# EXERCISE AIM:
Using the records below, copy out exactly the line that contains "Convert this document image to plain text." and every line that follows it, up to and including the last, and no others.

++++++++

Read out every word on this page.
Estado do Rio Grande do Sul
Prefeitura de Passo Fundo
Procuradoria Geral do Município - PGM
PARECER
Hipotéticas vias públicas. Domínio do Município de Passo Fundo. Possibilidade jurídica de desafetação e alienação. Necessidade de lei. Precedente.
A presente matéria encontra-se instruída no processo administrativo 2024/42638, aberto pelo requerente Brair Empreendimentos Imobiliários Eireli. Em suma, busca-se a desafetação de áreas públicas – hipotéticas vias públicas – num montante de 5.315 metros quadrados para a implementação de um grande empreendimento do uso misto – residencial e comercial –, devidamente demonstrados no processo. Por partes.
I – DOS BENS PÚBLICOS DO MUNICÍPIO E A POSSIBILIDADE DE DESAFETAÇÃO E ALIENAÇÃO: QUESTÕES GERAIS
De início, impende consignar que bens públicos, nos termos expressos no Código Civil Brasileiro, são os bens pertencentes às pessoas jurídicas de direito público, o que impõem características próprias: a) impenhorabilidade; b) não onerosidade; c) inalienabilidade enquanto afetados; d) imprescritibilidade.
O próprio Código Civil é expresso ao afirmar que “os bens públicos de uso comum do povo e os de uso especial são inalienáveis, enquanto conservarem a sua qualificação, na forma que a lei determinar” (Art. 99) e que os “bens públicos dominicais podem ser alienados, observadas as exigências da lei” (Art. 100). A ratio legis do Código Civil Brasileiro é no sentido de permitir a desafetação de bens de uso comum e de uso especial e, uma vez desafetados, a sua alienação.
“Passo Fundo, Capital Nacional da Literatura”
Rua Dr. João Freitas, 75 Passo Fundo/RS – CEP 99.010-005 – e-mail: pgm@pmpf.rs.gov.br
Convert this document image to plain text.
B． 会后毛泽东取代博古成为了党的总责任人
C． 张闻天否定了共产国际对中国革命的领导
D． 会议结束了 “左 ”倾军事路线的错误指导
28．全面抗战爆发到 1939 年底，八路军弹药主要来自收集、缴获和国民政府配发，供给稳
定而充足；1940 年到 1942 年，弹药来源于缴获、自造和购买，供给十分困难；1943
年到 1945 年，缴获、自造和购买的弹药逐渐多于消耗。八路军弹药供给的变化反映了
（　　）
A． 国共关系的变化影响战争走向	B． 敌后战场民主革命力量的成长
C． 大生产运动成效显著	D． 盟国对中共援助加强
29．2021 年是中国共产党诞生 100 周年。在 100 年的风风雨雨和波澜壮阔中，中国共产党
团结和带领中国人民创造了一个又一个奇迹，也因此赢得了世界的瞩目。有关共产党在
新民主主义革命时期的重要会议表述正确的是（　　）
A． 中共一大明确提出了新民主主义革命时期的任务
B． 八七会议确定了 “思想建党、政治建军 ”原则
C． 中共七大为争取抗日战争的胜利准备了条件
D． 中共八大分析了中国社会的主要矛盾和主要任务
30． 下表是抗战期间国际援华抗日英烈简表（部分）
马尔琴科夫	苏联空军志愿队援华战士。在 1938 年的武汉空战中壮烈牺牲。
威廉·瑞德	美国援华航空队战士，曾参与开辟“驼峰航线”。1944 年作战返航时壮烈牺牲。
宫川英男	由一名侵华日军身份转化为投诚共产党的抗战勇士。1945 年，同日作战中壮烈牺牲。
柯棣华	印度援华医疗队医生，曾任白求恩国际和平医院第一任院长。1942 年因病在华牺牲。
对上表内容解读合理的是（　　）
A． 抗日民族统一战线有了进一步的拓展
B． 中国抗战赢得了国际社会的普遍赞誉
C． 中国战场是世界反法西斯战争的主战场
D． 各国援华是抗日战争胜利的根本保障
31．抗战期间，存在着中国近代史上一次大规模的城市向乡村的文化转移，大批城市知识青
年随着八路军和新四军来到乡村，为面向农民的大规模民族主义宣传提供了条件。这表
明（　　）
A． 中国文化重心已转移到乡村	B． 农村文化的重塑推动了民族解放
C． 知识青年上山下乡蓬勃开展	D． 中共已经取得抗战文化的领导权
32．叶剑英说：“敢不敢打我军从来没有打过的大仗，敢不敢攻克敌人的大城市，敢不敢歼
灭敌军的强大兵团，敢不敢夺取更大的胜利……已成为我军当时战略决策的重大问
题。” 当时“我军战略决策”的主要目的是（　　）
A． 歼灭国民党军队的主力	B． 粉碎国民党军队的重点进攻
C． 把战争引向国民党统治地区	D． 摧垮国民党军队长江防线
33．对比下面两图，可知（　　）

++++++++

# THE ANSWER:
Convert this document image to plain text.
B． 会后毛泽东取代博古成为了党的总责任人
C． 张闻天否定了共产国际对中国革命的领导
D． 会议结束了 “左 ”倾军事路线的错误指导
28．全面抗战爆发到 1939 年底，八路军弹药主要来自收集、缴获和国民政府配发，供给稳
定而充足；1940 年到 1942 年，弹药来源于缴获、自造和购买，供给十分困难；1943
年到 1945 年，缴获、自造和购买的弹药逐渐多于消耗。八路军弹药供给的变化反映了
（　　）
A． 国共关系的变化影响战争走向	B． 敌后战场民主革命力量的成长
C． 大生产运动成效显著	D． 盟国对中共援助加强
29．2021 年是中国共产党诞生 100 周年。在 100 年的风风雨雨和波澜壮阔中，中国共产党
团结和带领中国人民创造了一个又一个奇迹，也因此赢得了世界的瞩目。有关共产党在
新民主主义革命时期的重要会议表述正确的是（　　）
A． 中共一大明确提出了新民主主义革命时期的任务
B． 八七会议确定了 “思想建党、政治建军 ”原则
C． 中共七大为争取抗日战争的胜利准备了条件
D． 中共八大分析了中国社会的主要矛盾和主要任务
30． 下表是抗战期间国际援华抗日英烈简表（部分）
马尔琴科夫	苏联空军志愿队援华战士。在 1938 年的武汉空战中壮烈牺牲。
威廉·瑞德	美国援华航空队战士，曾参与开辟“驼峰航线”。1944 年作战返航时壮烈牺牲。
宫川英男	由一名侵华日军身份转化为投诚共产党的抗战勇士。1945 年，同日作战中壮烈牺牲。
柯棣华	印度援华医疗队医生，曾任白求恩国际和平医院第一任院长。1942 年因病在华牺牲。
对上表内容解读合理的是（　　）
A． 抗日民族统一战线有了进一步的拓展
B． 中国抗战赢得了国际社会的普遍赞誉
C． 中国战场是世界反法西斯战争的主战场
D． 各国援华是抗日战争胜利的根本保障
31．抗战期间，存在着中国近代史上一次大规模的城市向乡村的文化转移，大批城市知识青
年随着八路军和新四军来到乡村，为面向农民的大规模民族主义宣传提供了条件。这表
明（　　）
A． 中国文化重心已转移到乡村	B． 农村文化的重塑推动了民族解放
C． 知识青年上山下乡蓬勃开展	D． 中共已经取得抗战文化的领导权
32．叶剑英说：“敢不敢打我军从来没有打过的大仗，敢不敢攻克敌人的大城市，敢不敢歼
灭敌军的强大兵团，敢不敢夺取更大的胜利……已成为我军当时战略决策的重大问
题。” 当时“我军战略决策”的主要目的是（　　）
A． 歼灭国民党军队的主力	B． 粉碎国民党军队的重点进攻
C． 把战争引向国民党统治地区	D． 摧垮国民党军队长江防线
33．对比下面两图，可知（　　）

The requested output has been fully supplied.